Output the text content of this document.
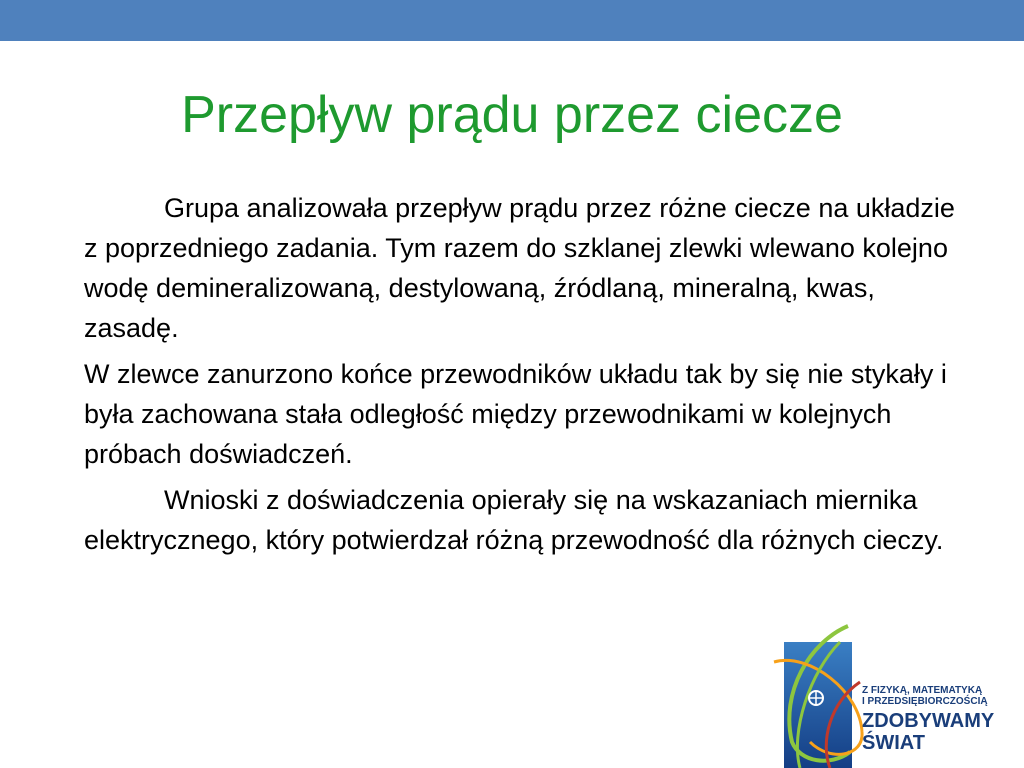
Przepływ prądu przez ciecze

Grupa analizowała przepływ prądu przez różne ciecze na układzie z poprzedniego zadania. Tym razem do szklanej zlewki wlewano kolejno wodę demineralizowaną, destylowaną, źródlaną, mineralną, kwas, zasadę.

W zlewce zanurzono końce przewodników układu tak by się nie stykały i była zachowana stała odległość między przewodnikami w kolejnych próbach doświadczeń.

Wnioski z doświadczenia opierały się na wskazaniach miernika elektrycznego, który potwierdzał różną przewodność dla różnych cieczy.

Z FIZYKĄ, MATEMATYKĄ
I PRZEDSIĘBIORCZOŚCIĄ
ZDOBYWAMY
ŚWIAT
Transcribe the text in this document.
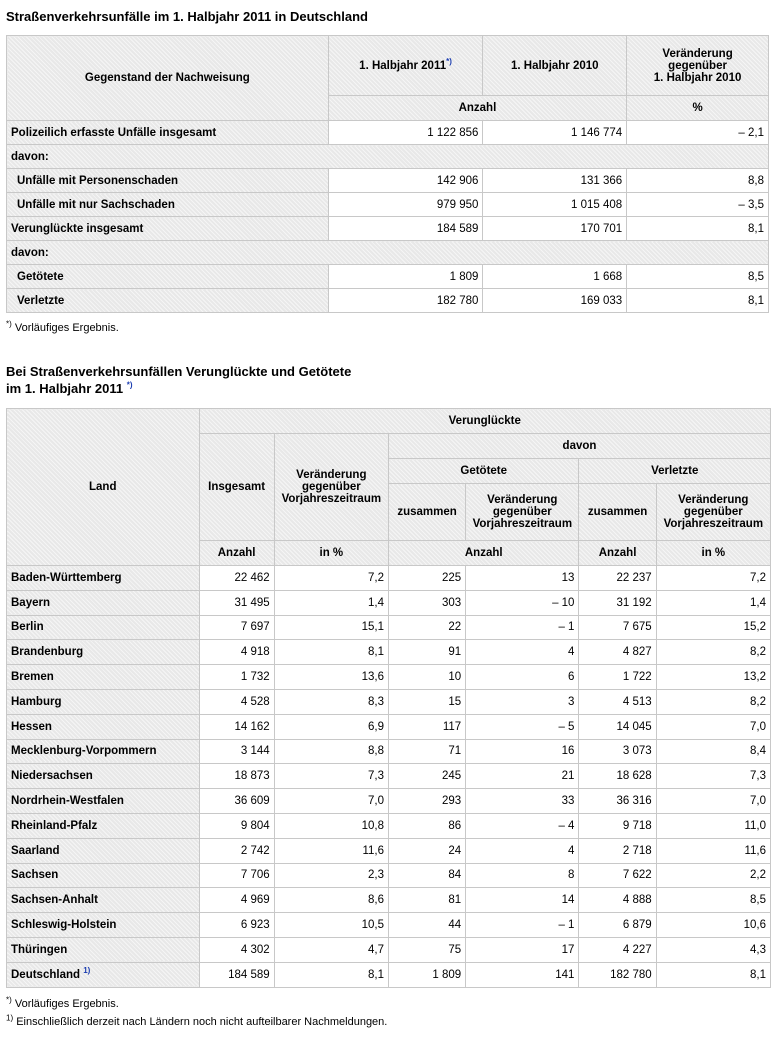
Straßenverkehrsunfälle im 1. Halbjahr 2011 in Deutschland
Gegenstand der Nachweisung	1. Halbjahr 2011*)	1. Halbjahr 2010	Veränderung
gegenüber
1. Halbjahr 2010
	Anzahl		%
Polizeilich erfasste Unfälle insgesamt	1 122 856	1 146 774	– 2,1
davon:			
Unfälle mit Personenschaden	142 906	131 366	8,8
Unfälle mit nur Sachschaden	979 950	1 015 408	– 3,5
Verunglückte insgesamt	184 589	170 701	8,1
davon:			
Getötete	1 809	1 668	8,5
Verletzte	182 780	169 033	8,1
*) Vorläufiges Ergebnis.
Bei Straßenverkehrsunfällen Verunglückte und Getötete
im 1. Halbjahr 2011 *)
Land	Verunglückte					
	Insgesamt	Veränderung
gegenüber
Vorjahreszeitraum	davon			
			Getötete		Verletzte	
			zusammen	Veränderung
gegenüber
Vorjahreszeitraum	zusammen	Veränderung
gegenüber
Vorjahreszeitraum
	Anzahl	in %	Anzahl		Anzahl	in %
Baden-Württemberg	22 462	7,2	225	13	22 237	7,2
Bayern	31 495	1,4	303	– 10	31 192	1,4
Berlin	7 697	15,1	22	– 1	7 675	15,2
Brandenburg	4 918	8,1	91	4	4 827	8,2
Bremen	1 732	13,6	10	6	1 722	13,2
Hamburg	4 528	8,3	15	3	4 513	8,2
Hessen	14 162	6,9	117	– 5	14 045	7,0
Mecklenburg-Vorpommern	3 144	8,8	71	16	3 073	8,4
Niedersachsen	18 873	7,3	245	21	18 628	7,3
Nordrhein-Westfalen	36 609	7,0	293	33	36 316	7,0
Rheinland-Pfalz	9 804	10,8	86	– 4	9 718	11,0
Saarland	2 742	11,6	24	4	2 718	11,6
Sachsen	7 706	2,3	84	8	7 622	2,2
Sachsen-Anhalt	4 969	8,6	81	14	4 888	8,5
Schleswig-Holstein	6 923	10,5	44	– 1	6 879	10,6
Thüringen	4 302	4,7	75	17	4 227	4,3
Deutschland $^{1)}$	184 589	8,1	1 809	141	182 780	8,1
*) Vorläufiges Ergebnis.
$^{1)}$ Einschließlich derzeit nach Ländern noch nicht aufteilbarer Nachmeldungen.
********************
Quote the listing above in full, except for the pictures.

# Reply to the exercise:
Output the text content of this document.
Przepływ prądu przez ciecze

Grupa analizowała przepływ prądu przez różne ciecze na układzie z poprzedniego zadania. Tym razem do szklanej zlewki wlewano kolejno wodę demineralizowaną, destylowaną, źródlaną, mineralną, kwas, zasadę.

W zlewce zanurzono końce przewodników układu tak by się nie stykały i była zachowana stała odległość między przewodnikami w kolejnych próbach doświadczeń.

Wnioski z doświadczenia opierały się na wskazaniach miernika elektrycznego, który potwierdzał różną przewodność dla różnych cieczy.

Z FIZYKĄ, MATEMATYKĄ
I PRZEDSIĘBIORCZOŚCIĄ
ZDOBYWAMY
ŚWIAT
Transcribe the text in this document.
Straßenverkehrsunfälle im 1. Halbjahr 2011 in Deutschland
Gegenstand der Nachweisung	1. Halbjahr 2011*)	1. Halbjahr 2010	Veränderung
gegenüber
1. Halbjahr 2010
	Anzahl		%
Polizeilich erfasste Unfälle insgesamt	1 122 856	1 146 774	– 2,1
davon:			
Unfälle mit Personenschaden	142 906	131 366	8,8
Unfälle mit nur Sachschaden	979 950	1 015 408	– 3,5
Verunglückte insgesamt	184 589	170 701	8,1
davon:			
Getötete	1 809	1 668	8,5
Verletzte	182 780	169 033	8,1
*) Vorläufiges Ergebnis.
Bei Straßenverkehrsunfällen Verunglückte und Getötete
im 1. Halbjahr 2011 *)
Land	Verunglückte					
	Insgesamt	Veränderung
gegenüber
Vorjahreszeitraum	davon			
			Getötete		Verletzte	
			zusammen	Veränderung
gegenüber
Vorjahreszeitraum	zusammen	Veränderung
gegenüber
Vorjahreszeitraum
	Anzahl	in %	Anzahl		Anzahl	in %
Baden-Württemberg	22 462	7,2	225	13	22 237	7,2
Bayern	31 495	1,4	303	– 10	31 192	1,4
Berlin	7 697	15,1	22	– 1	7 675	15,2
Brandenburg	4 918	8,1	91	4	4 827	8,2
Bremen	1 732	13,6	10	6	1 722	13,2
Hamburg	4 528	8,3	15	3	4 513	8,2
Hessen	14 162	6,9	117	– 5	14 045	7,0
Mecklenburg-Vorpommern	3 144	8,8	71	16	3 073	8,4
Niedersachsen	18 873	7,3	245	21	18 628	7,3
Nordrhein-Westfalen	36 609	7,0	293	33	36 316	7,0
Rheinland-Pfalz	9 804	10,8	86	– 4	9 718	11,0
Saarland	2 742	11,6	24	4	2 718	11,6
Sachsen	7 706	2,3	84	8	7 622	2,2
Sachsen-Anhalt	4 969	8,6	81	14	4 888	8,5
Schleswig-Holstein	6 923	10,5	44	– 1	6 879	10,6
Thüringen	4 302	4,7	75	17	4 227	4,3
Deutschland $^{1)}$	184 589	8,1	1 809	141	182 780	8,1
*) Vorläufiges Ergebnis.
$^{1)}$ Einschließlich derzeit nach Ländern noch nicht aufteilbarer Nachmeldungen.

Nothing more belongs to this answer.